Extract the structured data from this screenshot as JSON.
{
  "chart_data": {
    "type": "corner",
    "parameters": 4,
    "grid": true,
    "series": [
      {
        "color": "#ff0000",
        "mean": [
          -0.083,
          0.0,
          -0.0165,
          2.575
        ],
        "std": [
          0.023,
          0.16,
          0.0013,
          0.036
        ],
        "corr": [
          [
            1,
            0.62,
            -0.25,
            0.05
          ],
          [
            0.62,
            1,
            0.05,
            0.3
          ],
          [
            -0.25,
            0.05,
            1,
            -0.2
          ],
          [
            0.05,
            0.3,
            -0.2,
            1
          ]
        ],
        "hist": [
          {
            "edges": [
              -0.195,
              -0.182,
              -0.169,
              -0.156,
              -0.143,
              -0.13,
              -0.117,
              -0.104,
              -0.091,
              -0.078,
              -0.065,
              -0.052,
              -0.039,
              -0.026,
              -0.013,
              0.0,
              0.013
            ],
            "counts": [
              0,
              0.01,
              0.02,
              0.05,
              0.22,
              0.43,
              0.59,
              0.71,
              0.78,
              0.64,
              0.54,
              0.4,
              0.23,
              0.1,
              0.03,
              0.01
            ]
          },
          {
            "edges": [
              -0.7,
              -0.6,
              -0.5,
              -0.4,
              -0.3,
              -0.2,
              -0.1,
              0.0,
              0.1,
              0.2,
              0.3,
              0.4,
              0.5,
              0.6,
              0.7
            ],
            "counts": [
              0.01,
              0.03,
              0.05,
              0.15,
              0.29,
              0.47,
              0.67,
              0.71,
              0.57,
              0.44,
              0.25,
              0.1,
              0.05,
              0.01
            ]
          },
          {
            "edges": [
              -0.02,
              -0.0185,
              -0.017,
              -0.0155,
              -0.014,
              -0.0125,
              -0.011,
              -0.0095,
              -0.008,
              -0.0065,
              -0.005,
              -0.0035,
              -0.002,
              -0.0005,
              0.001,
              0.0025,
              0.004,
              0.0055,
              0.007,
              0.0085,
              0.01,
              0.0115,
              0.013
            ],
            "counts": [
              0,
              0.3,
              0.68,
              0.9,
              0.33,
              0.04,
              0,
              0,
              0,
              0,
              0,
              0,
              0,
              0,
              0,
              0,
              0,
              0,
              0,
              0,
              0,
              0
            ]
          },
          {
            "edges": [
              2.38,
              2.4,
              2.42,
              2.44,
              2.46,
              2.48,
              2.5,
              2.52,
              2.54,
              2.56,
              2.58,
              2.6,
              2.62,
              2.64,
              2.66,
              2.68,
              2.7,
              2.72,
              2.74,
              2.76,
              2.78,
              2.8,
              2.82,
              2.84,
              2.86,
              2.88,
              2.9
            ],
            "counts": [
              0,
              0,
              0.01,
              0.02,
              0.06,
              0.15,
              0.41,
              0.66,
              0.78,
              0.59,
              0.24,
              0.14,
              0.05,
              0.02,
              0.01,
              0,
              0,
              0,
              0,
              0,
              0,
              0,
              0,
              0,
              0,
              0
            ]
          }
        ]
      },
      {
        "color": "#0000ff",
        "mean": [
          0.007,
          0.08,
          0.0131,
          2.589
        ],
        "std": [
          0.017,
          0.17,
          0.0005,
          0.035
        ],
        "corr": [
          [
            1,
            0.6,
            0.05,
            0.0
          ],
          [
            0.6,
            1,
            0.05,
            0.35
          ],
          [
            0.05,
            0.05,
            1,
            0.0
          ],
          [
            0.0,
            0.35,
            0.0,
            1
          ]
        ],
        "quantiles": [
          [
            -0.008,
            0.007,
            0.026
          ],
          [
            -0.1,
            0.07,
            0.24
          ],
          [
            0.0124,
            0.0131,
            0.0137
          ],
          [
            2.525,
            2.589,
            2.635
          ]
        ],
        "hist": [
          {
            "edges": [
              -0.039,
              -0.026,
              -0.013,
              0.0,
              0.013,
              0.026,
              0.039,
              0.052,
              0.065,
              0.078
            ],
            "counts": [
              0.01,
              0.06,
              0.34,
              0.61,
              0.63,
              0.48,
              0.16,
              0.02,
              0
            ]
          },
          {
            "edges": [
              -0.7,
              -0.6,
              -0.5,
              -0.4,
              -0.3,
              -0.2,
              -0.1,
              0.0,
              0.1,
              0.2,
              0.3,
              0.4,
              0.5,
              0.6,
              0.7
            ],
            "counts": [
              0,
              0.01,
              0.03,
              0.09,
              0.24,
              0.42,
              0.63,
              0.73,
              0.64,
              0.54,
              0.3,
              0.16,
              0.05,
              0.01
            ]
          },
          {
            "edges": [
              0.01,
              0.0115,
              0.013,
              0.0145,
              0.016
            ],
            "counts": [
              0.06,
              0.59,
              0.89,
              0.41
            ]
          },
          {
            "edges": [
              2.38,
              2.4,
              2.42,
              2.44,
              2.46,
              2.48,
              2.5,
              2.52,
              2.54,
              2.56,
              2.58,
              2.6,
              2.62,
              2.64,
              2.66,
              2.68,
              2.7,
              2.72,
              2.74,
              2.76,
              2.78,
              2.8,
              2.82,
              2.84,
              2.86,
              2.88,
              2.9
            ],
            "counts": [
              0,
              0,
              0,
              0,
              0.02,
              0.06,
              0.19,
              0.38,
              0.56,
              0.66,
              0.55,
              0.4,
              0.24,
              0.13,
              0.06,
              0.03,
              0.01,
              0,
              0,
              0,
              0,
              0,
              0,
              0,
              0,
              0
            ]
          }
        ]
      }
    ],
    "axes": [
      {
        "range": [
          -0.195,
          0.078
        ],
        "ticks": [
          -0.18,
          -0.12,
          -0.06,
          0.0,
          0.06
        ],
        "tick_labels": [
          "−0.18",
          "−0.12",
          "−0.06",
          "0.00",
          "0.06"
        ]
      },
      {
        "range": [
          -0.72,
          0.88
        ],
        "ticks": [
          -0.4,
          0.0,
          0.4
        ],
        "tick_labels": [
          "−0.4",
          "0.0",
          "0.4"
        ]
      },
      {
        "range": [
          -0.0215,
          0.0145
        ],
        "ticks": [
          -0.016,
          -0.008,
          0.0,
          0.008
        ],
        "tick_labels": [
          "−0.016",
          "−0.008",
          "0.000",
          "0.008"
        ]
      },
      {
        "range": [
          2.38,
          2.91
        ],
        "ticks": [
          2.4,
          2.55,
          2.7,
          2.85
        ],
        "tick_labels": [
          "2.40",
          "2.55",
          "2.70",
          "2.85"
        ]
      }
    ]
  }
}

▶ _WHAT IS ASKED_: From the preceding material, extract every line exactly.

▶ _ANSWER TO THIS PROBLEM_:
Extract the structured data from this screenshot as JSON.
{
  "chart_data": {
    "type": "corner",
    "parameters": 4,
    "grid": true,
    "series": [
      {
        "color": "#ff0000",
        "mean": [
          -0.083,
          0.0,
          -0.0165,
          2.575
        ],
        "std": [
          0.023,
          0.16,
          0.0013,
          0.036
        ],
        "corr": [
          [
            1,
            0.62,
            -0.25,
            0.05
          ],
          [
            0.62,
            1,
            0.05,
            0.3
          ],
          [
            -0.25,
            0.05,
            1,
            -0.2
          ],
          [
            0.05,
            0.3,
            -0.2,
            1
          ]
        ],
        "hist": [
          {
            "edges": [
              -0.195,
              -0.182,
              -0.169,
              -0.156,
              -0.143,
              -0.13,
              -0.117,
              -0.104,
              -0.091,
              -0.078,
              -0.065,
              -0.052,
              -0.039,
              -0.026,
              -0.013,
              0.0,
              0.013
            ],
            "counts": [
              0,
              0.01,
              0.02,
              0.05,
              0.22,
              0.43,
              0.59,
              0.71,
              0.78,
              0.64,
              0.54,
              0.4,
              0.23,
              0.1,
              0.03,
              0.01
            ]
          },
          {
            "edges": [
              -0.7,
              -0.6,
              -0.5,
              -0.4,
              -0.3,
              -0.2,
              -0.1,
              0.0,
              0.1,
              0.2,
              0.3,
              0.4,
              0.5,
              0.6,
              0.7
            ],
            "counts": [
              0.01,
              0.03,
              0.05,
              0.15,
              0.29,
              0.47,
              0.67,
              0.71,
              0.57,
              0.44,
              0.25,
              0.1,
              0.05,
              0.01
            ]
          },
          {
            "edges": [
              -0.02,
              -0.0185,
              -0.017,
              -0.0155,
              -0.014,
              -0.0125,
              -0.011,
              -0.0095,
              -0.008,
              -0.0065,
              -0.005,
              -0.0035,
              -0.002,
              -0.0005,
              0.001,
              0.0025,
              0.004,
              0.0055,
              0.007,
              0.0085,
              0.01,
              0.0115,
              0.013
            ],
            "counts": [
              0,
              0.3,
              0.68,
              0.9,
              0.33,
              0.04,
              0,
              0,
              0,
              0,
              0,
              0,
              0,
              0,
              0,
              0,
              0,
              0,
              0,
              0,
              0,
              0
            ]
          },
          {
            "edges": [
              2.38,
              2.4,
              2.42,
              2.44,
              2.46,
              2.48,
              2.5,
              2.52,
              2.54,
              2.56,
              2.58,
              2.6,
              2.62,
              2.64,
              2.66,
              2.68,
              2.7,
              2.72,
              2.74,
              2.76,
              2.78,
              2.8,
              2.82,
              2.84,
              2.86,
              2.88,
              2.9
            ],
            "counts": [
              0,
              0,
              0.01,
              0.02,
              0.06,
              0.15,
              0.41,
              0.66,
              0.78,
              0.59,
              0.24,
              0.14,
              0.05,
              0.02,
              0.01,
              0,
              0,
              0,
              0,
              0,
              0,
              0,
              0,
              0,
              0,
              0
            ]
          }
        ]
      },
      {
        "color": "#0000ff",
        "mean": [
          0.007,
          0.08,
          0.0131,
          2.589
        ],
        "std": [
          0.017,
          0.17,
          0.0005,
          0.035
        ],
        "corr": [
          [
            1,
            0.6,
            0.05,
            0.0
          ],
          [
            0.6,
            1,
            0.05,
            0.35
          ],
          [
            0.05,
            0.05,
            1,
            0.0
          ],
          [
            0.0,
            0.35,
            0.0,
            1
          ]
        ],
        "quantiles": [
          [
            -0.008,
            0.007,
            0.026
          ],
          [
            -0.1,
            0.07,
            0.24
          ],
          [
            0.0124,
            0.0131,
            0.0137
          ],
          [
            2.525,
            2.589,
            2.635
          ]
        ],
        "hist": [
          {
            "edges": [
              -0.039,
              -0.026,
              -0.013,
              0.0,
              0.013,
              0.026,
              0.039,
              0.052,
              0.065,
              0.078
            ],
            "counts": [
              0.01,
              0.06,
              0.34,
              0.61,
              0.63,
              0.48,
              0.16,
              0.02,
              0
            ]
          },
          {
            "edges": [
              -0.7,
              -0.6,
              -0.5,
              -0.4,
              -0.3,
              -0.2,
              -0.1,
              0.0,
              0.1,
              0.2,
              0.3,
              0.4,
              0.5,
              0.6,
              0.7
            ],
            "counts": [
              0,
              0.01,
              0.03,
              0.09,
              0.24,
              0.42,
              0.63,
              0.73,
              0.64,
              0.54,
              0.3,
              0.16,
              0.05,
              0.01
            ]
          },
          {
            "edges": [
              0.01,
              0.0115,
              0.013,
              0.0145,
              0.016
            ],
            "counts": [
              0.06,
              0.59,
              0.89,
              0.41
            ]
          },
          {
            "edges": [
              2.38,
              2.4,
              2.42,
              2.44,
              2.46,
              2.48,
              2.5,
              2.52,
              2.54,
              2.56,
              2.58,
              2.6,
              2.62,
              2.64,
              2.66,
              2.68,
              2.7,
              2.72,
              2.74,
              2.76,
              2.78,
              2.8,
              2.82,
              2.84,
              2.86,
              2.88,
              2.9
            ],
            "counts": [
              0,
              0,
              0,
              0,
              0.02,
              0.06,
              0.19,
              0.38,
              0.56,
              0.66,
              0.55,
              0.4,
              0.24,
              0.13,
              0.06,
              0.03,
              0.01,
              0,
              0,
              0,
              0,
              0,
              0,
              0,
              0,
              0
            ]
          }
        ]
      }
    ],
    "axes": [
      {
        "range": [
          -0.195,
          0.078
        ],
        "ticks": [
          -0.18,
          -0.12,
          -0.06,
          0.0,
          0.06
        ],
        "tick_labels": [
          "−0.18",
          "−0.12",
          "−0.06",
          "0.00",
          "0.06"
        ]
      },
      {
        "range": [
          -0.72,
          0.88
        ],
        "ticks": [
          -0.4,
          0.0,
          0.4
        ],
        "tick_labels": [
          "−0.4",
          "0.0",
          "0.4"
        ]
      },
      {
        "range": [
          -0.0215,
          0.0145
        ],
        "ticks": [
          -0.016,
          -0.008,
          0.0,
          0.008
        ],
        "tick_labels": [
          "−0.016",
          "−0.008",
          "0.000",
          "0.008"
        ]
      },
      {
        "range": [
          2.38,
          2.91
        ],
        "ticks": [
          2.4,
          2.55,
          2.7,
          2.85
        ],
        "tick_labels": [
          "2.40",
          "2.55",
          "2.70",
          "2.85"
        ]
      }
    ]
  }
}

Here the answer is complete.